▶ [WRITTEN TASK]:
Rewrite as a numbered list the lines beginning with the one containing "y-tick-label: 20 000 [111, 698, 205, 729]" and continuing through the one containing "bar-2021 [939, 388, 1007, 826]", leaving out any blank lines.

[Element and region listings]

+-------+

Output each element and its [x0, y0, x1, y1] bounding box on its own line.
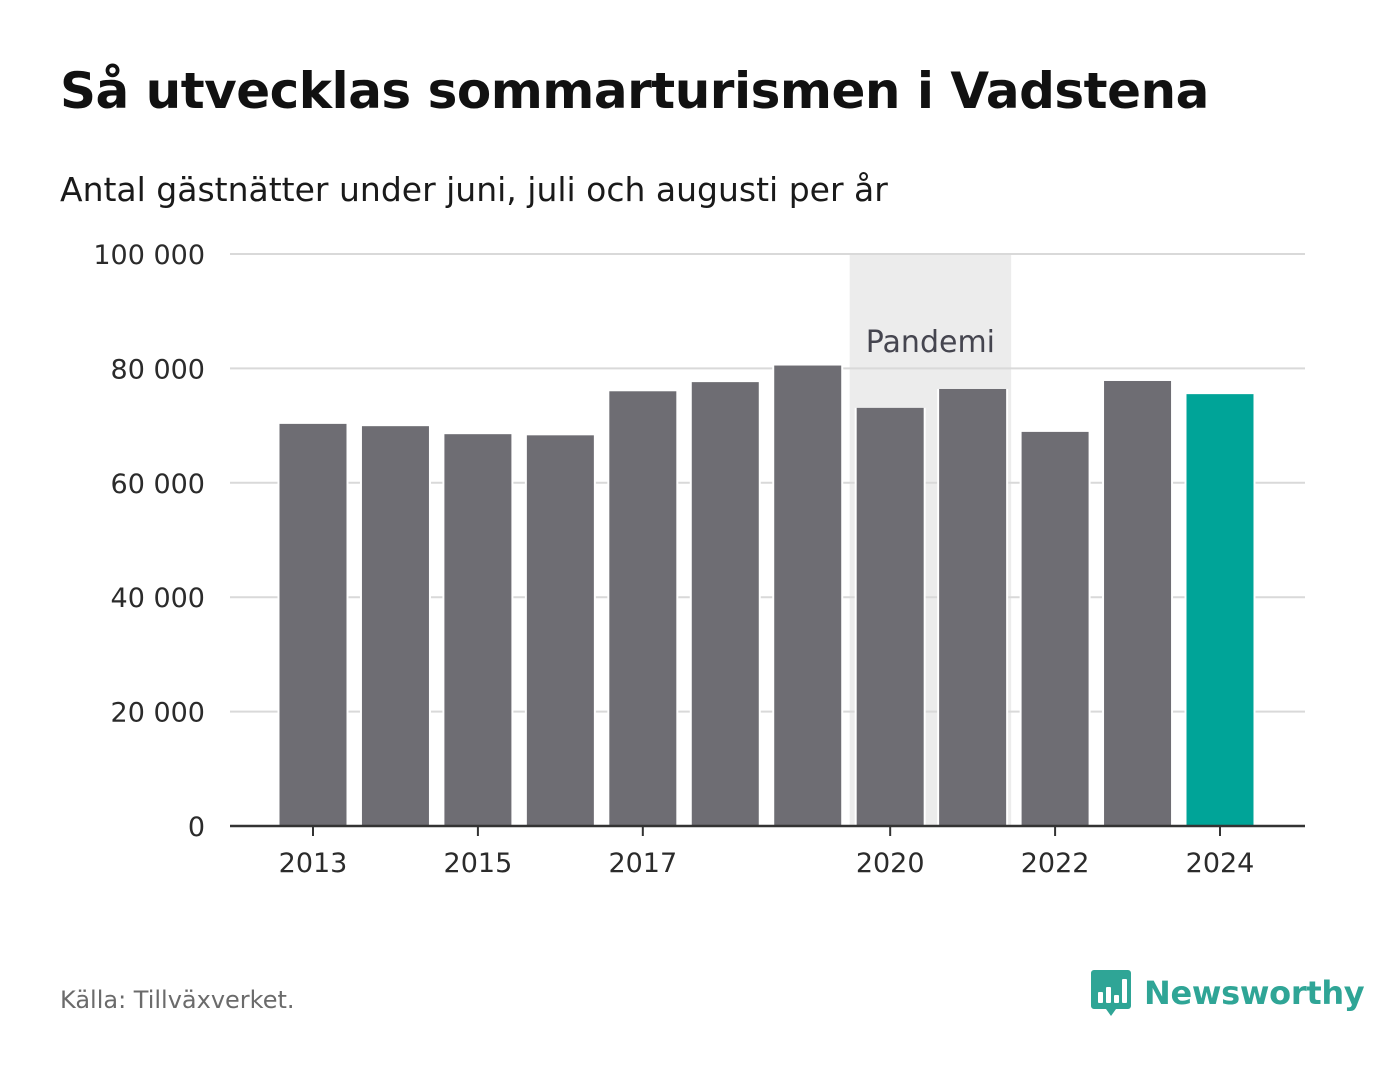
y-tick-label: 20 000 [111, 698, 205, 729]
x-tick-label: 2015 [444, 848, 513, 879]
bar-2020 [856, 407, 924, 826]
bar-2017 [609, 391, 677, 826]
x-tick-label: 2013 [279, 848, 348, 879]
x-tick-label: 2024 [1186, 848, 1255, 879]
bar-2021 [939, 388, 1007, 826]
y-tick-label: 80 000 [111, 354, 205, 385]
bar-2022 [1021, 431, 1089, 826]
brand-logo: Newsworthy [1090, 968, 1365, 1018]
bar-chart-logo-icon [1091, 970, 1131, 1016]
x-tick-label: 2020 [856, 848, 925, 879]
bar-2015 [444, 434, 512, 826]
bar-2016 [526, 435, 594, 826]
y-tick-label: 100 000 [93, 240, 205, 271]
x-tick-label: 2022 [1021, 848, 1090, 879]
y-tick-label: 0 [188, 812, 205, 843]
chart-subtitle: Antal gästnätter under juni, juli och au… [60, 170, 888, 209]
bar-chart: Pandemi 0 20 000 40 000 60 000 80 000 100 000 2… [93, 240, 1305, 879]
pandemic-label: Pandemi [866, 325, 995, 360]
bar-2019 [774, 365, 842, 826]
x-tick-label: 2017 [608, 848, 677, 879]
bar-2023 [1104, 380, 1172, 826]
chart-title: Så utvecklas sommarturismen i Vadstena [60, 62, 1209, 120]
bar-2024 [1186, 394, 1254, 826]
brand-name: Newsworthy [1144, 974, 1365, 1012]
y-tick-label: 40 000 [111, 583, 205, 614]
source-note: Källa: Tillväxverket. [60, 986, 295, 1014]
bar-2013 [279, 423, 347, 826]
bar-2018 [691, 382, 759, 826]
y-tick-label: 60 000 [111, 469, 205, 500]
bar-2014 [361, 426, 429, 826]
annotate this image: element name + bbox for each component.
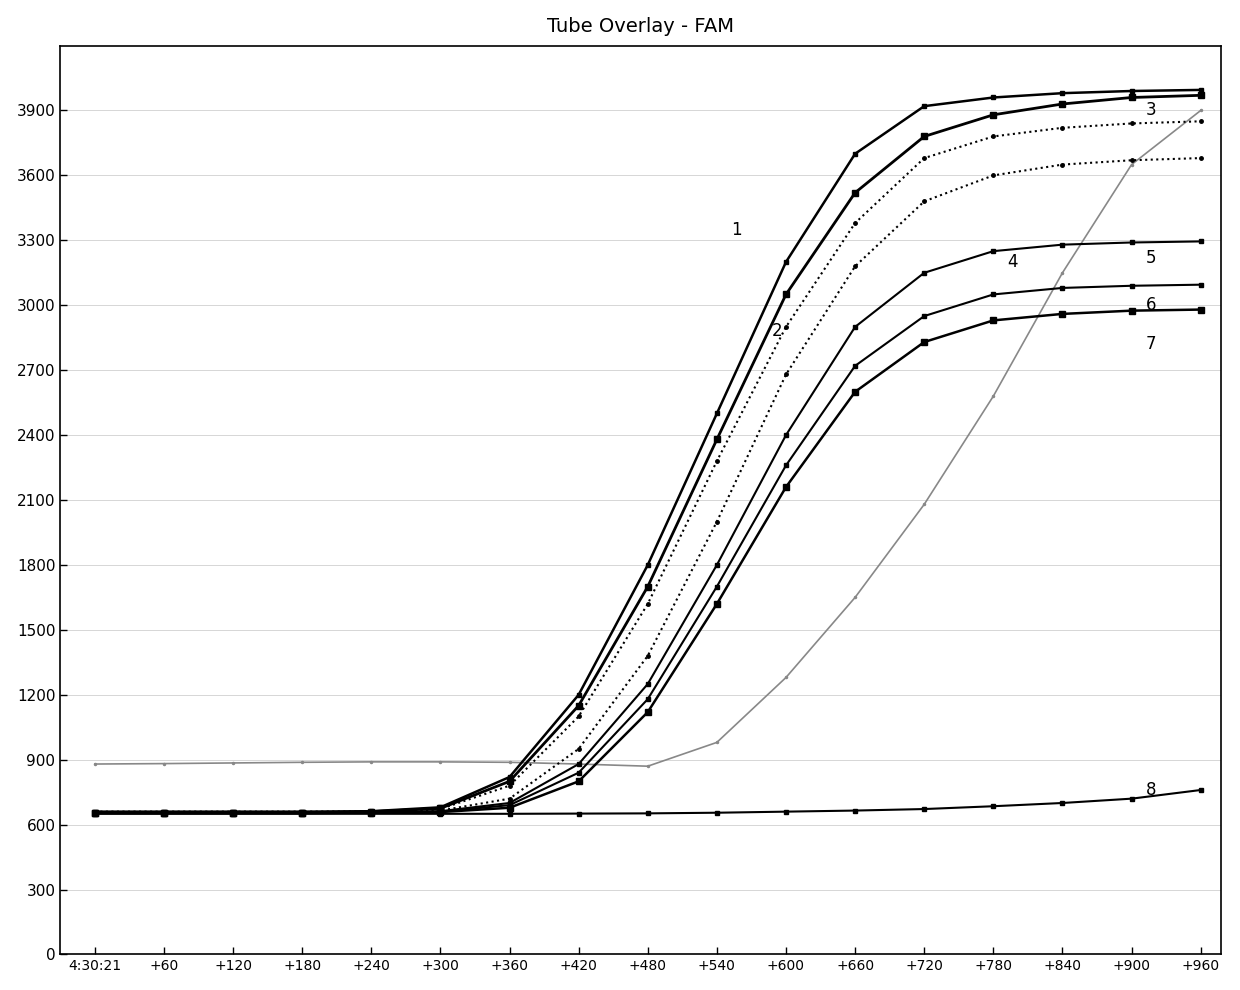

+-------+

▶ [TASK SOLUTION]:
1. y-tick-label: 20 000 [111, 698, 205, 729]
2. x-tick-label: 2015 [444, 848, 513, 879]
3. bar-2020 [856, 407, 924, 826]
4. bar-2017 [609, 391, 677, 826]
5. x-tick-label: 2013 [279, 848, 348, 879]
6. x-tick-label: 2024 [1186, 848, 1255, 879]
7. bar-2021 [939, 388, 1007, 826]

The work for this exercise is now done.